- _Exercise requirements_:
Extract the listing below in full, unchanged.

** START OF Dataset excerpts **

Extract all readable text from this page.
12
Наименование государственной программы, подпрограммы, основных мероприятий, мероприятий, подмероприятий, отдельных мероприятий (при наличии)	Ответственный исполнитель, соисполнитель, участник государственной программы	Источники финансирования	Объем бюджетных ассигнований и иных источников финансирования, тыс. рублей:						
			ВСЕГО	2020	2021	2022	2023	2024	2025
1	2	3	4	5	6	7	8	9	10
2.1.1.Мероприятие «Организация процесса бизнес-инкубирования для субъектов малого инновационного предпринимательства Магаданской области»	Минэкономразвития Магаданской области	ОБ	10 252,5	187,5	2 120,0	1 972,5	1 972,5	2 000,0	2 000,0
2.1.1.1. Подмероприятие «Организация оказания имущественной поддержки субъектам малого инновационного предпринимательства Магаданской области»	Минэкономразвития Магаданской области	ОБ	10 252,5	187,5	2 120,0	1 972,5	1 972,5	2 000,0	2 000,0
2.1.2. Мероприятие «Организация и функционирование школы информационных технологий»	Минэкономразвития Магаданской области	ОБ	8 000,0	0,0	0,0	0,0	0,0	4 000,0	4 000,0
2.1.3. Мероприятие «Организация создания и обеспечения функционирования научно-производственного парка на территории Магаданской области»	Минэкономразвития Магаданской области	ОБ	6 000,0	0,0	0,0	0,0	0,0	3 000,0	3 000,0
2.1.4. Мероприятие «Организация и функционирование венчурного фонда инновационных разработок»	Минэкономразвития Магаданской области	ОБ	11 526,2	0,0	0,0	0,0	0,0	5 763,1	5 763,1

** END OF Dataset excerpts **

- _Task result_:
Extract all readable text from this page.
12
Наименование государственной программы, подпрограммы, основных мероприятий, мероприятий, подмероприятий, отдельных мероприятий (при наличии)	Ответственный исполнитель, соисполнитель, участник государственной программы	Источники финансирования	Объем бюджетных ассигнований и иных источников финансирования, тыс. рублей:						
			ВСЕГО	2020	2021	2022	2023	2024	2025
1	2	3	4	5	6	7	8	9	10
2.1.1.Мероприятие «Организация процесса бизнес-инкубирования для субъектов малого инновационного предпринимательства Магаданской области»	Минэкономразвития Магаданской области	ОБ	10 252,5	187,5	2 120,0	1 972,5	1 972,5	2 000,0	2 000,0
2.1.1.1. Подмероприятие «Организация оказания имущественной поддержки субъектам малого инновационного предпринимательства Магаданской области»	Минэкономразвития Магаданской области	ОБ	10 252,5	187,5	2 120,0	1 972,5	1 972,5	2 000,0	2 000,0
2.1.2. Мероприятие «Организация и функционирование школы информационных технологий»	Минэкономразвития Магаданской области	ОБ	8 000,0	0,0	0,0	0,0	0,0	4 000,0	4 000,0
2.1.3. Мероприятие «Организация создания и обеспечения функционирования научно-производственного парка на территории Магаданской области»	Минэкономразвития Магаданской области	ОБ	6 000,0	0,0	0,0	0,0	0,0	3 000,0	3 000,0
2.1.4. Мероприятие «Организация и функционирование венчурного фонда инновационных разработок»	Минэкономразвития Магаданской области	ОБ	11 526,2	0,0	0,0	0,0	0,0	5 763,1	5 763,1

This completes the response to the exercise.